* _JOB_
Output every entry exactly, from the first line to the last.

* _Dataset items_

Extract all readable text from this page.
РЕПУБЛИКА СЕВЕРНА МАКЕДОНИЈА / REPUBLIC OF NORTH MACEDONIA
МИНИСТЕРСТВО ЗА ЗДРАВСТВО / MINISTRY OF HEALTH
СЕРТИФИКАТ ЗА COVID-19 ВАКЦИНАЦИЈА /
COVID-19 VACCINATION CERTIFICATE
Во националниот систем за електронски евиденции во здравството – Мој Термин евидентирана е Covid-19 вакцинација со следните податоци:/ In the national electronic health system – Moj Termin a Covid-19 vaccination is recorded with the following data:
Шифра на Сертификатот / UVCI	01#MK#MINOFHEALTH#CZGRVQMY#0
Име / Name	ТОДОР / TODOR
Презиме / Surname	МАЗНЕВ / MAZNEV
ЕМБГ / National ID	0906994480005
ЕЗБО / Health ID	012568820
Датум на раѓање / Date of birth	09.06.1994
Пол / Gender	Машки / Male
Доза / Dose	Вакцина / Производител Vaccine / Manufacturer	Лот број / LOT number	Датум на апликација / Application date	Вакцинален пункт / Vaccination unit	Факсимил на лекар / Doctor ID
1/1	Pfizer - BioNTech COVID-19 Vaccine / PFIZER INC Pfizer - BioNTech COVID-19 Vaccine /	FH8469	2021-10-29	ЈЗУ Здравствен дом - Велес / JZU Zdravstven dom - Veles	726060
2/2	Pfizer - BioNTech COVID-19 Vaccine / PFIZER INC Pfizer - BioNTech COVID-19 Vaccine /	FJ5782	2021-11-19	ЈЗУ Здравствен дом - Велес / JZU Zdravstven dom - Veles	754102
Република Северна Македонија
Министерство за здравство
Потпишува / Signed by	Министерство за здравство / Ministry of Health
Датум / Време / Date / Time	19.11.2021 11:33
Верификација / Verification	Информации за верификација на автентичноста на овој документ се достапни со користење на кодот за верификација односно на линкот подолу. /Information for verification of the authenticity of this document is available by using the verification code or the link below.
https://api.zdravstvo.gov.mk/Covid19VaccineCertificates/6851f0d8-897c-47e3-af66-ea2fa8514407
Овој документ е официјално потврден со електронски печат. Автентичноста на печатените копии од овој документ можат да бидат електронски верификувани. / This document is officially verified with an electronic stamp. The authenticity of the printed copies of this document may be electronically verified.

* _REPLY TO THE EXERCISE_
Extract all readable text from this page.
РЕПУБЛИКА СЕВЕРНА МАКЕДОНИЈА / REPUBLIC OF NORTH MACEDONIA
МИНИСТЕРСТВО ЗА ЗДРАВСТВО / MINISTRY OF HEALTH
СЕРТИФИКАТ ЗА COVID-19 ВАКЦИНАЦИЈА /
COVID-19 VACCINATION CERTIFICATE
Во националниот систем за електронски евиденции во здравството – Мој Термин евидентирана е Covid-19 вакцинација со следните податоци:/ In the national electronic health system – Moj Termin a Covid-19 vaccination is recorded with the following data:
Шифра на Сертификатот / UVCI	01#MK#MINOFHEALTH#CZGRVQMY#0
Име / Name	ТОДОР / TODOR
Презиме / Surname	МАЗНЕВ / MAZNEV
ЕМБГ / National ID	0906994480005
ЕЗБО / Health ID	012568820
Датум на раѓање / Date of birth	09.06.1994
Пол / Gender	Машки / Male
Доза / Dose	Вакцина / Производител Vaccine / Manufacturer	Лот број / LOT number	Датум на апликација / Application date	Вакцинален пункт / Vaccination unit	Факсимил на лекар / Doctor ID
1/1	Pfizer - BioNTech COVID-19 Vaccine / PFIZER INC Pfizer - BioNTech COVID-19 Vaccine /	FH8469	2021-10-29	ЈЗУ Здравствен дом - Велес / JZU Zdravstven dom - Veles	726060
2/2	Pfizer - BioNTech COVID-19 Vaccine / PFIZER INC Pfizer - BioNTech COVID-19 Vaccine /	FJ5782	2021-11-19	ЈЗУ Здравствен дом - Велес / JZU Zdravstven dom - Veles	754102
Република Северна Македонија
Министерство за здравство
Потпишува / Signed by	Министерство за здравство / Ministry of Health
Датум / Време / Date / Time	19.11.2021 11:33
Верификација / Verification	Информации за верификација на автентичноста на овој документ се достапни со користење на кодот за верификација односно на линкот подолу. /Information for verification of the authenticity of this document is available by using the verification code or the link below.
https://api.zdravstvo.gov.mk/Covid19VaccineCertificates/6851f0d8-897c-47e3-af66-ea2fa8514407
Овој документ е официјално потврден со електронски печат. Автентичноста на печатените копии од овој документ можат да бидат електронски верификувани. / This document is officially verified with an electronic stamp. The authenticity of the printed copies of this document may be electronically verified.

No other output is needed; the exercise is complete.